### WHAT TO DO
Go through the data below and copy it exactly, skipping every picture.

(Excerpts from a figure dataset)
↓

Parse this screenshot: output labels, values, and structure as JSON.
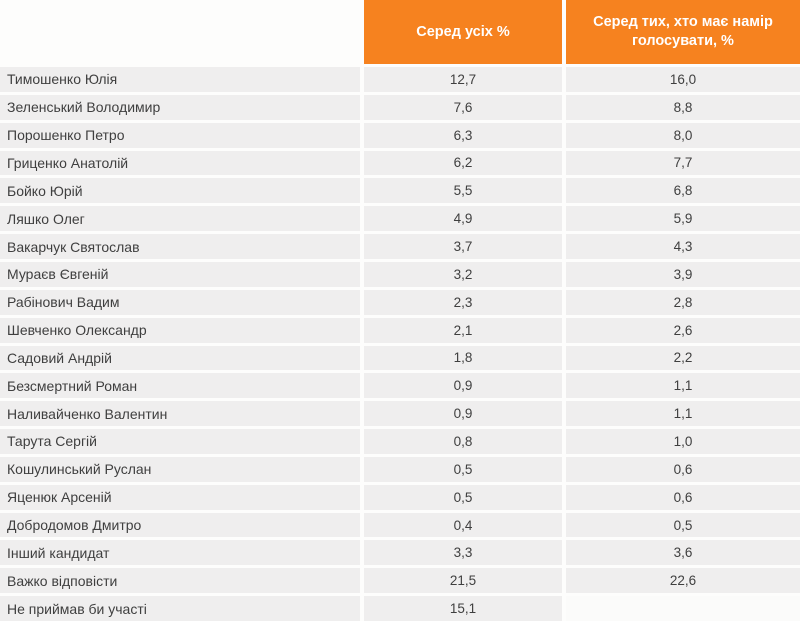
{
  "table": {
    "header": {
      "col_all": "Серед усіх %",
      "col_voters": "Серед тих, хто має намір голосувати, %"
    },
    "rows": [
      {
        "name": "Тимошенко Юлія",
        "all": "12,7",
        "voters": "16,0"
      },
      {
        "name": "Зеленський Володимир",
        "all": "7,6",
        "voters": "8,8"
      },
      {
        "name": "Порошенко Петро",
        "all": "6,3",
        "voters": "8,0"
      },
      {
        "name": "Гриценко Анатолій",
        "all": "6,2",
        "voters": "7,7"
      },
      {
        "name": "Бойко Юрій",
        "all": "5,5",
        "voters": "6,8"
      },
      {
        "name": "Ляшко Олег",
        "all": "4,9",
        "voters": "5,9"
      },
      {
        "name": "Вакарчук Святослав",
        "all": "3,7",
        "voters": "4,3"
      },
      {
        "name": "Мураєв Євгеній",
        "all": "3,2",
        "voters": "3,9"
      },
      {
        "name": "Рабінович Вадим",
        "all": "2,3",
        "voters": "2,8"
      },
      {
        "name": "Шевченко Олександр",
        "all": "2,1",
        "voters": "2,6"
      },
      {
        "name": "Садовий Андрій",
        "all": "1,8",
        "voters": "2,2"
      },
      {
        "name": "Безсмертний Роман",
        "all": "0,9",
        "voters": "1,1"
      },
      {
        "name": "Наливайченко Валентин",
        "all": "0,9",
        "voters": "1,1"
      },
      {
        "name": "Тарута Сергій",
        "all": "0,8",
        "voters": "1,0"
      },
      {
        "name": "Кошулинський Руслан",
        "all": "0,5",
        "voters": "0,6"
      },
      {
        "name": "Яценюк Арсеній",
        "all": "0,5",
        "voters": "0,6"
      },
      {
        "name": "Добродомов Дмитро",
        "all": "0,4",
        "voters": "0,5"
      },
      {
        "name": "Інший кандидат",
        "all": "3,3",
        "voters": "3,6"
      },
      {
        "name": "Важко відповісти",
        "all": "21,5",
        "voters": "22,6"
      },
      {
        "name": "Не приймав би участі",
        "all": "15,1",
        "voters": ""
      }
    ],
    "colors": {
      "header_bg": "#f6821f",
      "row_bg": "#efeeee",
      "text": "#3f3f3f",
      "header_text": "#ffffff"
    }
  },
  "chart_data": {
    "type": "table",
    "title": "",
    "categories": [
      "Тимошенко Юлія",
      "Зеленський Володимир",
      "Порошенко Петро",
      "Гриценко Анатолій",
      "Бойко Юрій",
      "Ляшко Олег",
      "Вакарчук Святослав",
      "Мураєв Євгеній",
      "Рабінович Вадим",
      "Шевченко Олександр",
      "Садовий Андрій",
      "Безсмертний Роман",
      "Наливайченко Валентин",
      "Тарута Сергій",
      "Кошулинський Руслан",
      "Яценюк Арсеній",
      "Добродомов Дмитро",
      "Інший кандидат",
      "Важко відповісти",
      "Не приймав би участі"
    ],
    "series": [
      {
        "name": "Серед усіх %",
        "values": [
          12.7,
          7.6,
          6.3,
          6.2,
          5.5,
          4.9,
          3.7,
          3.2,
          2.3,
          2.1,
          1.8,
          0.9,
          0.9,
          0.8,
          0.5,
          0.5,
          0.4,
          3.3,
          21.5,
          15.1
        ]
      },
      {
        "name": "Серед тих, хто має намір голосувати, %",
        "values": [
          16.0,
          8.8,
          8.0,
          7.7,
          6.8,
          5.9,
          4.3,
          3.9,
          2.8,
          2.6,
          2.2,
          1.1,
          1.1,
          1.0,
          0.6,
          0.6,
          0.5,
          3.6,
          22.6,
          null
        ]
      }
    ]
  }
}
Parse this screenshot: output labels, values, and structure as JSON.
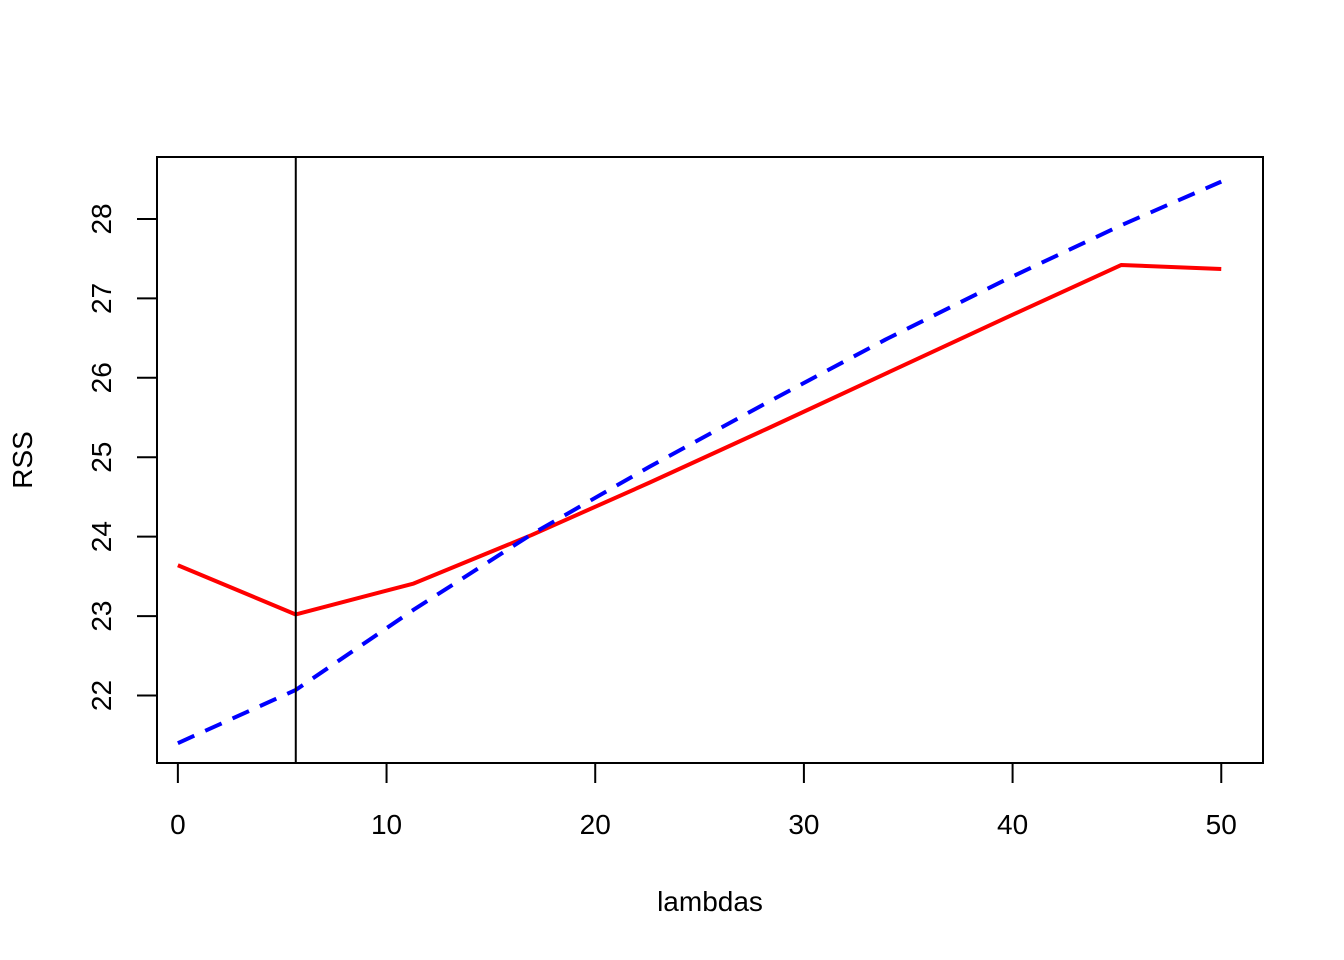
{
  "chart_data": {
    "type": "line",
    "title": "",
    "xlabel": "lambdas",
    "ylabel": "RSS",
    "xlim": [
      -1,
      52
    ],
    "ylim": [
      21.15,
      28.78
    ],
    "x_ticks": [
      0,
      10,
      20,
      30,
      40,
      50
    ],
    "y_ticks": [
      22,
      23,
      24,
      25,
      26,
      27,
      28
    ],
    "grid": false,
    "legend": "none",
    "vline": {
      "x": 5.65,
      "color": "#000000"
    },
    "series": [
      {
        "color": "#ff0000",
        "dash": "solid",
        "x": [
          0,
          5.65,
          11.3,
          16.95,
          22.6,
          28.25,
          33.9,
          39.55,
          45.2,
          50
        ],
        "y": [
          23.64,
          23.02,
          23.41,
          24.02,
          24.68,
          25.36,
          26.05,
          26.74,
          27.42,
          27.37
        ]
      },
      {
        "color": "#0000ff",
        "dash": "dashed",
        "x": [
          0,
          5.65,
          11.3,
          16.95,
          22.6,
          28.25,
          33.9,
          39.55,
          45.2,
          50
        ],
        "y": [
          21.4,
          22.07,
          23.08,
          24.03,
          24.88,
          25.69,
          26.48,
          27.22,
          27.92,
          28.47
        ]
      }
    ]
  }
}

↑

### THE COMPLETED TASK
Parse this screenshot: output labels, values, and structure as JSON.
{
  "table": {
    "header": {
      "col_all": "Серед усіх %",
      "col_voters": "Серед тих, хто має намір голосувати, %"
    },
    "rows": [
      {
        "name": "Тимошенко Юлія",
        "all": "12,7",
        "voters": "16,0"
      },
      {
        "name": "Зеленський Володимир",
        "all": "7,6",
        "voters": "8,8"
      },
      {
        "name": "Порошенко Петро",
        "all": "6,3",
        "voters": "8,0"
      },
      {
        "name": "Гриценко Анатолій",
        "all": "6,2",
        "voters": "7,7"
      },
      {
        "name": "Бойко Юрій",
        "all": "5,5",
        "voters": "6,8"
      },
      {
        "name": "Ляшко Олег",
        "all": "4,9",
        "voters": "5,9"
      },
      {
        "name": "Вакарчук Святослав",
        "all": "3,7",
        "voters": "4,3"
      },
      {
        "name": "Мураєв Євгеній",
        "all": "3,2",
        "voters": "3,9"
      },
      {
        "name": "Рабінович Вадим",
        "all": "2,3",
        "voters": "2,8"
      },
      {
        "name": "Шевченко Олександр",
        "all": "2,1",
        "voters": "2,6"
      },
      {
        "name": "Садовий Андрій",
        "all": "1,8",
        "voters": "2,2"
      },
      {
        "name": "Безсмертний Роман",
        "all": "0,9",
        "voters": "1,1"
      },
      {
        "name": "Наливайченко Валентин",
        "all": "0,9",
        "voters": "1,1"
      },
      {
        "name": "Тарута Сергій",
        "all": "0,8",
        "voters": "1,0"
      },
      {
        "name": "Кошулинський Руслан",
        "all": "0,5",
        "voters": "0,6"
      },
      {
        "name": "Яценюк Арсеній",
        "all": "0,5",
        "voters": "0,6"
      },
      {
        "name": "Добродомов Дмитро",
        "all": "0,4",
        "voters": "0,5"
      },
      {
        "name": "Інший кандидат",
        "all": "3,3",
        "voters": "3,6"
      },
      {
        "name": "Важко відповісти",
        "all": "21,5",
        "voters": "22,6"
      },
      {
        "name": "Не приймав би участі",
        "all": "15,1",
        "voters": ""
      }
    ],
    "colors": {
      "header_bg": "#f6821f",
      "row_bg": "#efeeee",
      "text": "#3f3f3f",
      "header_text": "#ffffff"
    }
  },
  "chart_data": {
    "type": "table",
    "title": "",
    "categories": [
      "Тимошенко Юлія",
      "Зеленський Володимир",
      "Порошенко Петро",
      "Гриценко Анатолій",
      "Бойко Юрій",
      "Ляшко Олег",
      "Вакарчук Святослав",
      "Мураєв Євгеній",
      "Рабінович Вадим",
      "Шевченко Олександр",
      "Садовий Андрій",
      "Безсмертний Роман",
      "Наливайченко Валентин",
      "Тарута Сергій",
      "Кошулинський Руслан",
      "Яценюк Арсеній",
      "Добродомов Дмитро",
      "Інший кандидат",
      "Важко відповісти",
      "Не приймав би участі"
    ],
    "series": [
      {
        "name": "Серед усіх %",
        "values": [
          12.7,
          7.6,
          6.3,
          6.2,
          5.5,
          4.9,
          3.7,
          3.2,
          2.3,
          2.1,
          1.8,
          0.9,
          0.9,
          0.8,
          0.5,
          0.5,
          0.4,
          3.3,
          21.5,
          15.1
        ]
      },
      {
        "name": "Серед тих, хто має намір голосувати, %",
        "values": [
          16.0,
          8.8,
          8.0,
          7.7,
          6.8,
          5.9,
          4.3,
          3.9,
          2.8,
          2.6,
          2.2,
          1.1,
          1.1,
          1.0,
          0.6,
          0.6,
          0.5,
          3.6,
          22.6,
          null
        ]
      }
    ]
  }
}
Parse this screenshot: output labels, values, and structure as JSON.
{
  "chart_data": {
    "type": "line",
    "title": "",
    "xlabel": "lambdas",
    "ylabel": "RSS",
    "xlim": [
      -1,
      52
    ],
    "ylim": [
      21.15,
      28.78
    ],
    "x_ticks": [
      0,
      10,
      20,
      30,
      40,
      50
    ],
    "y_ticks": [
      22,
      23,
      24,
      25,
      26,
      27,
      28
    ],
    "grid": false,
    "legend": "none",
    "vline": {
      "x": 5.65,
      "color": "#000000"
    },
    "series": [
      {
        "color": "#ff0000",
        "dash": "solid",
        "x": [
          0,
          5.65,
          11.3,
          16.95,
          22.6,
          28.25,
          33.9,
          39.55,
          45.2,
          50
        ],
        "y": [
          23.64,
          23.02,
          23.41,
          24.02,
          24.68,
          25.36,
          26.05,
          26.74,
          27.42,
          27.37
        ]
      },
      {
        "color": "#0000ff",
        "dash": "dashed",
        "x": [
          0,
          5.65,
          11.3,
          16.95,
          22.6,
          28.25,
          33.9,
          39.55,
          45.2,
          50
        ],
        "y": [
          21.4,
          22.07,
          23.08,
          24.03,
          24.88,
          25.69,
          26.48,
          27.22,
          27.92,
          28.47
        ]
      }
    ]
  }
}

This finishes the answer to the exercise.